--- DOCUMENT SEGMENT ---

I don't normally like to use numerals in text, but since I'm doing math, I'm going to here. Also, I know some of the steps are extra. That's fine. I like it this way.
I make $11 an hour. So since I have one of the few full-time jobs where I actually work 40 hours a week, that means my gross weekly income is $440. But those 40 hours aren't the only time my job demands from me. I start work at 8:30, but my commute begins at 7:00, when I leave my house to go to the bus station to pick up the bus to the place I work. Then I get out of work at 5:00 but don't get home until 6:30. So there's an extra 3 hours appended to every day's 8 hours. So in a week my job takes 55 hours out of my life.
Adjusting for that, my real wage is $8 an hour.

---

GIVEN PROBLEM A :: Decide whether each statement agrees with the passage on hourly wages, answering yes or no and quoting the words of the passage that settle it. (i) The writer arrives home at 6:30. (ii) The writer's job calls for 35 hours of work a week. (iii) The writer's commute begins at 7:00.

--- DATASET ENTRIES ---

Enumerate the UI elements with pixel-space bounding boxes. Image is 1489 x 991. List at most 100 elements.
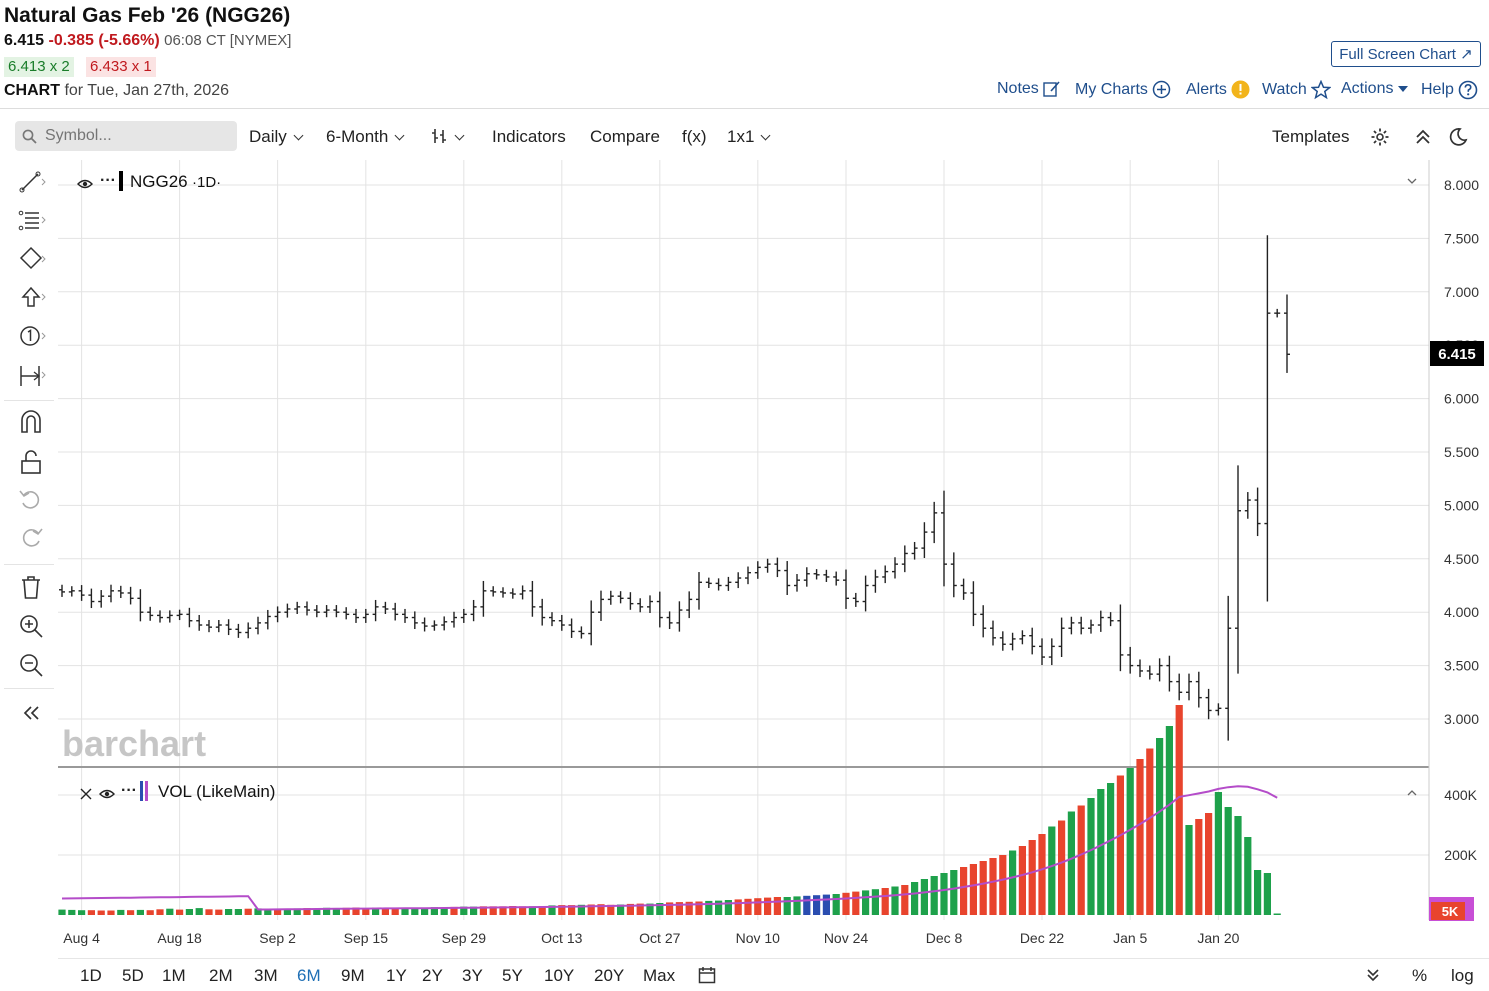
more-options-icon[interactable]: ··· [100, 172, 116, 189]
caret-down-icon [1398, 86, 1409, 92]
layout-dropdown[interactable]: 1x1 [727, 127, 771, 147]
ohlc-bar [1166, 655, 1173, 692]
alerts-link[interactable]: Alerts [1186, 80, 1250, 99]
ohlc-bar [1068, 616, 1075, 635]
volume-bar [1156, 738, 1164, 915]
range-button-3y[interactable]: 3Y [462, 966, 483, 985]
period-label: 6-Month [326, 127, 389, 146]
collapse-left-icon[interactable] [16, 698, 46, 728]
numbered-marker-tool-icon[interactable] [16, 322, 46, 352]
ohlc-bar [529, 580, 536, 617]
volume-bar [979, 861, 987, 915]
volume-bar [1254, 870, 1262, 915]
range-button-6m[interactable]: 6M [297, 966, 321, 985]
ohlc-bar [206, 619, 212, 633]
volume-bar [1097, 789, 1105, 915]
templates-button[interactable]: Templates [1272, 127, 1350, 146]
full-screen-label: Full Screen Chart [1339, 46, 1456, 63]
my-charts-link[interactable]: My Charts [1075, 80, 1171, 99]
ohlc-bar [1186, 673, 1192, 701]
gear-icon[interactable] [1370, 127, 1390, 147]
ohlc-bar [598, 590, 604, 621]
measure-tool-icon[interactable] [16, 361, 46, 391]
shape-tool-icon[interactable] [16, 244, 46, 274]
range-button-2m[interactable]: 2M [209, 966, 233, 985]
my-charts-label: My Charts [1075, 80, 1148, 98]
period-dropdown[interactable]: 6-Month [326, 127, 405, 147]
help-icon [1458, 80, 1478, 100]
full-screen-chart-button[interactable]: Full Screen Chart ↗ [1331, 41, 1481, 67]
notes-link[interactable]: Notes [997, 80, 1061, 98]
date-tick-label: Aug 4 [63, 930, 100, 946]
range-button-1y[interactable]: 1Y [386, 966, 407, 985]
ohlc-bar [1029, 627, 1036, 655]
more-options-icon[interactable]: ··· [121, 782, 137, 799]
zoom-in-icon[interactable] [16, 611, 46, 641]
last-price: 6.415 [4, 32, 45, 49]
trash-icon[interactable] [16, 572, 46, 602]
percent-scale-toggle[interactable]: % [1412, 966, 1428, 985]
symbol-search-input[interactable] [15, 121, 237, 151]
magnet-icon[interactable] [16, 407, 46, 437]
volume-legend: ··· VOL (LikeMain) [80, 781, 275, 801]
ohlc-bar [59, 584, 65, 597]
actions-label: Actions [1341, 80, 1394, 97]
volume-bar [323, 907, 331, 915]
volume-bar [675, 902, 683, 915]
arrow-tool-icon[interactable] [16, 283, 46, 313]
range-button-2y[interactable]: 2Y [422, 966, 443, 985]
ohlc-bar [343, 607, 350, 620]
undo-icon[interactable] [16, 485, 46, 515]
trendline-tool-icon[interactable] [16, 166, 46, 196]
volume-bar [185, 909, 193, 915]
close-icon[interactable] [80, 788, 92, 800]
volume-bar [1244, 837, 1252, 915]
volume-bar [460, 906, 468, 915]
eye-icon[interactable] [99, 789, 115, 799]
collapse-up-icon[interactable] [1414, 128, 1432, 146]
range-button-1m[interactable]: 1M [162, 966, 186, 985]
volume-bar [430, 907, 438, 915]
range-button-3m[interactable]: 3M [254, 966, 278, 985]
collapse-pane-icon[interactable] [1407, 178, 1417, 184]
help-link[interactable]: Help [1421, 80, 1478, 100]
range-button-9m[interactable]: 9M [341, 966, 365, 985]
chart-date-line: CHART for Tue, Jan 27th, 2026 [4, 82, 229, 100]
expand-pane-icon[interactable] [1407, 790, 1417, 796]
series-color-swatch [119, 171, 123, 191]
volume-axis: 400K 200K [1444, 787, 1477, 863]
redo-icon[interactable] [16, 523, 46, 553]
watch-link[interactable]: Watch [1262, 80, 1331, 100]
actions-menu[interactable]: Actions [1341, 80, 1409, 98]
log-scale-toggle[interactable]: log [1451, 966, 1474, 985]
range-button-20y[interactable]: 20Y [594, 966, 625, 985]
volume-bar [1214, 792, 1222, 915]
expand-down-icon[interactable] [1365, 967, 1381, 983]
volume-bar [244, 908, 252, 915]
ohlc-bar [421, 617, 428, 632]
range-button-5d[interactable]: 5D [122, 966, 144, 985]
lock-icon[interactable] [16, 447, 46, 477]
zoom-out-icon[interactable] [16, 650, 46, 680]
chart-area[interactable]: 8.0007.5007.0006.5006.0005.5005.0004.500… [0, 0, 1489, 958]
date-tick-label: Nov 10 [736, 930, 781, 946]
volume-moving-average-line [61, 785, 1278, 911]
calendar-icon[interactable] [698, 966, 716, 984]
dark-mode-icon[interactable] [1448, 127, 1468, 147]
range-button-max[interactable]: Max [643, 966, 676, 985]
ohlc-bar [245, 622, 252, 639]
ohlc-bar [323, 605, 330, 618]
range-button-5y[interactable]: 5Y [502, 966, 523, 985]
function-button[interactable]: f(x) [682, 127, 707, 146]
date-tick-label: Jan 20 [1197, 930, 1239, 946]
range-button-1d[interactable]: 1D [80, 966, 102, 985]
ohlc-bar [225, 619, 232, 636]
eye-icon[interactable] [77, 179, 93, 189]
fibonacci-tool-icon[interactable] [16, 205, 46, 235]
compare-button[interactable]: Compare [590, 127, 660, 146]
alerts-label: Alerts [1186, 80, 1227, 98]
chart-type-dropdown[interactable] [430, 127, 465, 147]
range-button-10y[interactable]: 10Y [544, 966, 575, 985]
interval-dropdown[interactable]: Daily [249, 127, 304, 147]
indicators-button[interactable]: Indicators [492, 127, 566, 146]
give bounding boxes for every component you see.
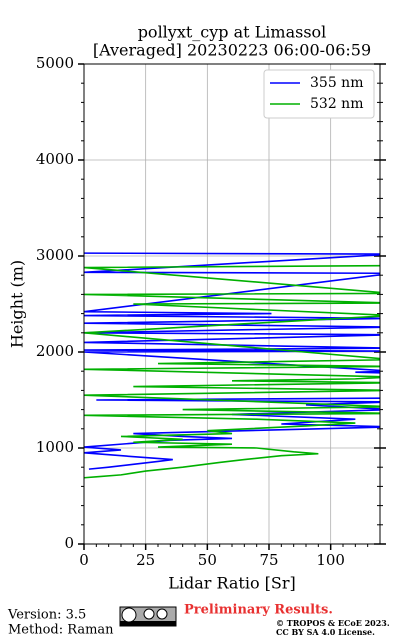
y-tick-label: 0 bbox=[64, 534, 74, 552]
x-tick-label: 50 bbox=[198, 551, 217, 569]
y-tick-label: 4000 bbox=[36, 150, 74, 168]
x-tick-label: 25 bbox=[136, 551, 155, 569]
version: Version: 3.5 bbox=[7, 608, 86, 623]
profile-line bbox=[84, 264, 380, 479]
y-axis-label: Height (m) bbox=[8, 260, 27, 348]
plot-frame bbox=[83, 63, 381, 545]
profile-line bbox=[84, 252, 380, 470]
cc-logo bbox=[119, 606, 177, 627]
legend-label: 355 nm bbox=[310, 75, 363, 91]
y-tick-label: 1000 bbox=[36, 438, 74, 456]
legend-box bbox=[263, 69, 375, 119]
copyright: © TROPOS & ECoE 2023. bbox=[276, 618, 390, 628]
x-tick-label: 100 bbox=[316, 551, 345, 569]
plot-area bbox=[84, 252, 380, 479]
legend-label: 532 nm bbox=[310, 96, 363, 112]
y-tick-label: 2000 bbox=[36, 342, 74, 360]
license: CC BY SA 4.0 License. bbox=[276, 627, 375, 637]
y-tick-label: 3000 bbox=[36, 246, 74, 264]
preliminary: Preliminary Results. bbox=[184, 603, 333, 618]
y-tick-label: 5000 bbox=[36, 54, 74, 72]
chart-title: pollyxt_cyp at Limassol bbox=[138, 23, 327, 42]
x-tick-label: 75 bbox=[259, 551, 278, 569]
method: Method: Raman bbox=[8, 623, 114, 638]
chart-subtitle: [Averaged] 20230223 06:00-06:59 bbox=[93, 41, 371, 60]
x-axis-label: Lidar Ratio [Sr] bbox=[168, 574, 296, 593]
x-tick-label: 0 bbox=[79, 551, 89, 569]
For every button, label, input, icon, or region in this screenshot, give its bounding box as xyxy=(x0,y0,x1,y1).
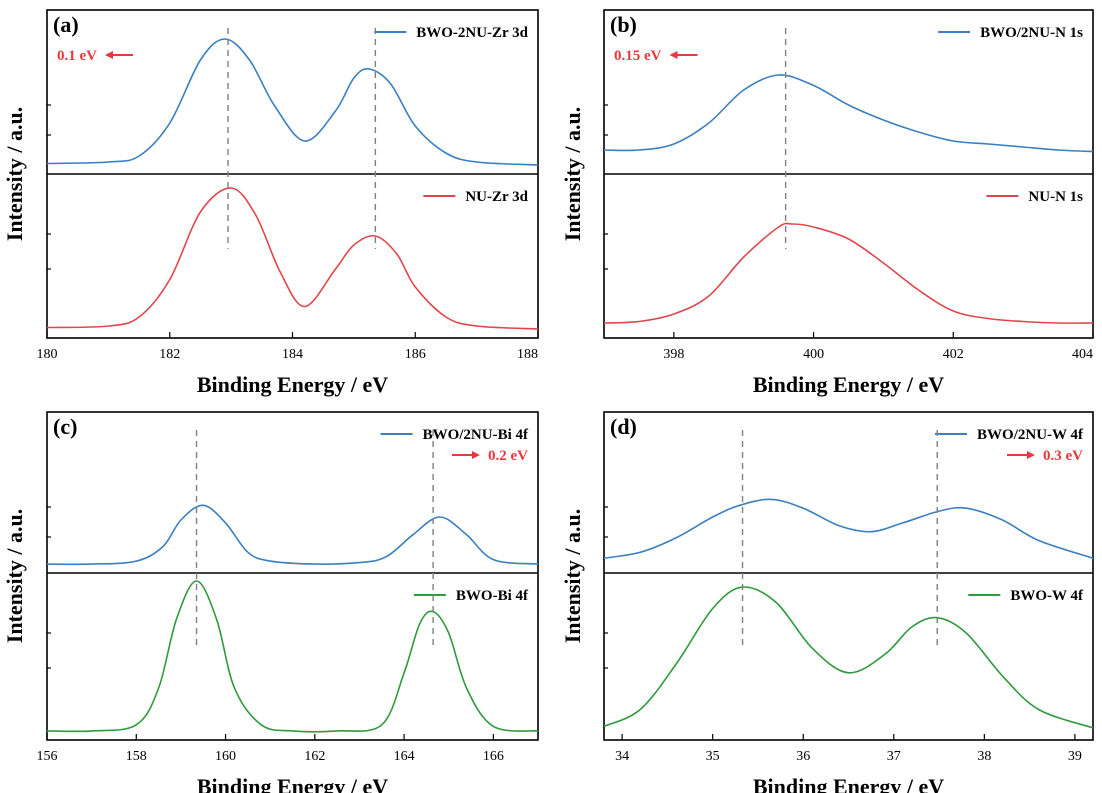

---

GIVEN PROBLEM B :: From the rows, quote the part that opens with the line containing "y-tick-label: 0 bbox=[64, 534, 74, 552]" and closes with the line containing "plot-frame bbox=[83, 63, 381, 545]".

EXERCISE ANSWER A ::
(i) Yes: "don't get home until 6:30"
(ii) No: "I actually work 40 hours a week"
(iii) Yes: "my commute begins at 7:00"

EXERCISE ANSWER B ::
y-tick-label: 0 bbox=[64, 534, 74, 552]
x-tick-label: 50 bbox=[198, 551, 217, 569]
y-tick-label: 4000 bbox=[36, 150, 74, 168]
x-tick-label: 25 bbox=[136, 551, 155, 569]
version: Version: 3.5 bbox=[7, 608, 86, 623]
profile-line bbox=[84, 264, 380, 479]
y-axis-label: Height (m) bbox=[8, 260, 27, 348]
plot-frame bbox=[83, 63, 381, 545]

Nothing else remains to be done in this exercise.